Extracts from a graphics dataset
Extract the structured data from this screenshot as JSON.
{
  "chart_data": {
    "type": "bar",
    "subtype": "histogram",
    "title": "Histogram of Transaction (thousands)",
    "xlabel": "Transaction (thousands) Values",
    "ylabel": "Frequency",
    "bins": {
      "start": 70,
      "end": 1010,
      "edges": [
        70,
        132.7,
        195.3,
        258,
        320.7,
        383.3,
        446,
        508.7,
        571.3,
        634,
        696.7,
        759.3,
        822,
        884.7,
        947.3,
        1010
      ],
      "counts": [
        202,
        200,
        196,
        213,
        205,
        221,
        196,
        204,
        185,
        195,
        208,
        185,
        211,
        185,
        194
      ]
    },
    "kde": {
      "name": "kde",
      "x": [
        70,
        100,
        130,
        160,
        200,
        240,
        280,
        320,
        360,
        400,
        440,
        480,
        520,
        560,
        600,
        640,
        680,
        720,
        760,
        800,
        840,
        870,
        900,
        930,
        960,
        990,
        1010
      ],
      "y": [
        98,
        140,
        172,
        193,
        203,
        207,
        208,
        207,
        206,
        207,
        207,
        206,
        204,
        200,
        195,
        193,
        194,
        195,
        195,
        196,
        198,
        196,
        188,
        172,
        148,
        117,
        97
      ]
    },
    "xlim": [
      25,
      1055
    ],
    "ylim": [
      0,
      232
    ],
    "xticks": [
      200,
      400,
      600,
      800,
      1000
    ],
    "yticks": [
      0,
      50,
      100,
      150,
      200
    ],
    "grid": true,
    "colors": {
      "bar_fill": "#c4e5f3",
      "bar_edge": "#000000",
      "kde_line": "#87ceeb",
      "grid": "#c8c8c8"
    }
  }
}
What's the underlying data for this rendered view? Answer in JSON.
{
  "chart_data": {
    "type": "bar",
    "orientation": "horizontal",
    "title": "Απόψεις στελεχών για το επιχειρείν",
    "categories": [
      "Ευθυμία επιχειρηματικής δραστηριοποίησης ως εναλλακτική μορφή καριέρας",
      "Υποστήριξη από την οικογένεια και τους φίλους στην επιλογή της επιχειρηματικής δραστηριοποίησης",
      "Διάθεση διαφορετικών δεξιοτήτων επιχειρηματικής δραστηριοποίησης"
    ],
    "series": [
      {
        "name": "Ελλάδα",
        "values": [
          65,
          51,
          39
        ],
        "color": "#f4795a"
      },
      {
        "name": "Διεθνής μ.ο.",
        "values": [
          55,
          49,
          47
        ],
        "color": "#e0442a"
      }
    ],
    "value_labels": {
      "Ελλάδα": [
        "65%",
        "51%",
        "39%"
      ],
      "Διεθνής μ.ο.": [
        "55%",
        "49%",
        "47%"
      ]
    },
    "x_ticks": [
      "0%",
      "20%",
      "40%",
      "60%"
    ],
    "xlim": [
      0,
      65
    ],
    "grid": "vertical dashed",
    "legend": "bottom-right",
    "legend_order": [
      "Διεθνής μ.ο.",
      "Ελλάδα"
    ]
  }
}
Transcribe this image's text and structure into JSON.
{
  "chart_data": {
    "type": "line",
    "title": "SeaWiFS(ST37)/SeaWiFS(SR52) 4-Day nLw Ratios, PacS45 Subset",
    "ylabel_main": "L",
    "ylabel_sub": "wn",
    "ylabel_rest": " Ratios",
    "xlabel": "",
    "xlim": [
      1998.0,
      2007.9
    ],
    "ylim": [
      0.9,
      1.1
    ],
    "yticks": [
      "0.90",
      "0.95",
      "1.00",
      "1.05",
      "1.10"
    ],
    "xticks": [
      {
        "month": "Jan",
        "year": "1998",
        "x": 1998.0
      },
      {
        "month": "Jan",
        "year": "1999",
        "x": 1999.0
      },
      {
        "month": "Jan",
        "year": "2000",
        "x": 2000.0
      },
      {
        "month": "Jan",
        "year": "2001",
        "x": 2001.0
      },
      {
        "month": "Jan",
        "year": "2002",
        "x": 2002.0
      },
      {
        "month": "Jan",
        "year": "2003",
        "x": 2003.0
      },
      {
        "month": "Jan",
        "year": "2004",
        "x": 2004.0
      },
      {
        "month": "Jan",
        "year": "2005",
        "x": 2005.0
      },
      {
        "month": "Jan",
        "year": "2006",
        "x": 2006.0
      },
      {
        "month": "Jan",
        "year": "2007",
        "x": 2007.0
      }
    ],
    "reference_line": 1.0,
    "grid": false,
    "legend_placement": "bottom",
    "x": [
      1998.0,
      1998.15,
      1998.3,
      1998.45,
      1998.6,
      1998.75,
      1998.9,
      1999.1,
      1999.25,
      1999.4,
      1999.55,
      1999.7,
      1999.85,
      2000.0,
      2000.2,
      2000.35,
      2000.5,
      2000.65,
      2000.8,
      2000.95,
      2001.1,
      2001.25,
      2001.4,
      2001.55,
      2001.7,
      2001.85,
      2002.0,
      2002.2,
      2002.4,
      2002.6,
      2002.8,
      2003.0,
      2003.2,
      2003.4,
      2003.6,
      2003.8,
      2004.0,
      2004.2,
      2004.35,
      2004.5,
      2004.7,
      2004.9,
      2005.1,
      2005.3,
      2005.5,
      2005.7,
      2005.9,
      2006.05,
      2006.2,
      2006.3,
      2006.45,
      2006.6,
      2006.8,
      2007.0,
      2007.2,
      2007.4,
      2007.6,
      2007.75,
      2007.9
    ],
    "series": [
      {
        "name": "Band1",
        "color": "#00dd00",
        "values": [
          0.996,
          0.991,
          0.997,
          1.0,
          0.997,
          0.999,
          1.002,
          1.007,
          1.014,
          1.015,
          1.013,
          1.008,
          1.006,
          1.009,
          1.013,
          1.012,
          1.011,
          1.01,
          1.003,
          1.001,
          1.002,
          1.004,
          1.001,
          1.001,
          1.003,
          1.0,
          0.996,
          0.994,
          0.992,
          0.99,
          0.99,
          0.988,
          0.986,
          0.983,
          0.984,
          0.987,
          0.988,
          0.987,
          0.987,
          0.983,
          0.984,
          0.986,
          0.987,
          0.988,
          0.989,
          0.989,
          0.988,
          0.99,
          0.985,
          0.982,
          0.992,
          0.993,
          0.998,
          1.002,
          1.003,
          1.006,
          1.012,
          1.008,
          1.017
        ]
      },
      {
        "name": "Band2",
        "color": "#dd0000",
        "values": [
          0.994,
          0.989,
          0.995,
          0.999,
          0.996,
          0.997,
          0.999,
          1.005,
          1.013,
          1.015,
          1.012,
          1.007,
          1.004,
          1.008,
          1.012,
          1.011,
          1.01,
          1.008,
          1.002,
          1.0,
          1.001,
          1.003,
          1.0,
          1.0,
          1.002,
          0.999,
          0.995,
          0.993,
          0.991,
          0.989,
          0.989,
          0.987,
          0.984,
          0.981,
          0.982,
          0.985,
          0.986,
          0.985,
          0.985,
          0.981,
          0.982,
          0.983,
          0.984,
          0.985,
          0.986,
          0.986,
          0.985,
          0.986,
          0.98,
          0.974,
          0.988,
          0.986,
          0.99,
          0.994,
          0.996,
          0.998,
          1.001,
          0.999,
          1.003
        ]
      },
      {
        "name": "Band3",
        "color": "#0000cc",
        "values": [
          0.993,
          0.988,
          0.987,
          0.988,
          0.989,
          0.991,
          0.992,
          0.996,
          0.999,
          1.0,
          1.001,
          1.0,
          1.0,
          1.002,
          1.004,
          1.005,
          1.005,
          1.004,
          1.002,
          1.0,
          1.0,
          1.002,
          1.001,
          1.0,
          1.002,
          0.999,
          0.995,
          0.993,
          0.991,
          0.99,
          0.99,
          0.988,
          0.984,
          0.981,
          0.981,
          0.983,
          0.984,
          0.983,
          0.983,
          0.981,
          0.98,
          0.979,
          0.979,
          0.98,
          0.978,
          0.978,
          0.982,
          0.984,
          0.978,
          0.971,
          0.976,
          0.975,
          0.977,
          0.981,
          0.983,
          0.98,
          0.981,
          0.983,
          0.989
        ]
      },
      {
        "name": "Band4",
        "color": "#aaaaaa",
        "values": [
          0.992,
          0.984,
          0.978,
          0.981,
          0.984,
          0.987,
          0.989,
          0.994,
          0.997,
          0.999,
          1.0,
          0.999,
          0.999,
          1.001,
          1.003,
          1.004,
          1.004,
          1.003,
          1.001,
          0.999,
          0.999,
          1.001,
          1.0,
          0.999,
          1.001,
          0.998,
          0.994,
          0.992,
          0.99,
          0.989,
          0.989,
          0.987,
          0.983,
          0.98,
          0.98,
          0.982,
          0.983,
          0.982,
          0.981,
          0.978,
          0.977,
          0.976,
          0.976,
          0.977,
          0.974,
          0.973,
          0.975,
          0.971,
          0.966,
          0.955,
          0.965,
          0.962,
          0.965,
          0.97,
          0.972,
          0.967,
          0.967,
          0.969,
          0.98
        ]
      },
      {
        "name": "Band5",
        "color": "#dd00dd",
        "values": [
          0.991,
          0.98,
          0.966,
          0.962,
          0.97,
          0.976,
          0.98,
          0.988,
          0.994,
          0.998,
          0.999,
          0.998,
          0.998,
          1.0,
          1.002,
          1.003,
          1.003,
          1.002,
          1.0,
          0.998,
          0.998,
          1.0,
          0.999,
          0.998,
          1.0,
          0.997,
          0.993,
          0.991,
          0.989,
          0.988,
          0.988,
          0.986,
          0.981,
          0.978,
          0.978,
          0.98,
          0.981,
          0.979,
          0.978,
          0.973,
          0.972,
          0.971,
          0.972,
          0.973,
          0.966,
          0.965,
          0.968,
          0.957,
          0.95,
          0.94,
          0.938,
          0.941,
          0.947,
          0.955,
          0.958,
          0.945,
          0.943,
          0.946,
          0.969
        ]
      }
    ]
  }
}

*Stated goal*
Gather each line in the data that holds the string "name".

*Solution*
      "name": "kde",
        "name": "Ελλάδα",
        "name": "Διεθνής μ.ο.",
        "name": "Band1",
        "name": "Band2",
        "name": "Band3",
        "name": "Band4",
        "name": "Band5",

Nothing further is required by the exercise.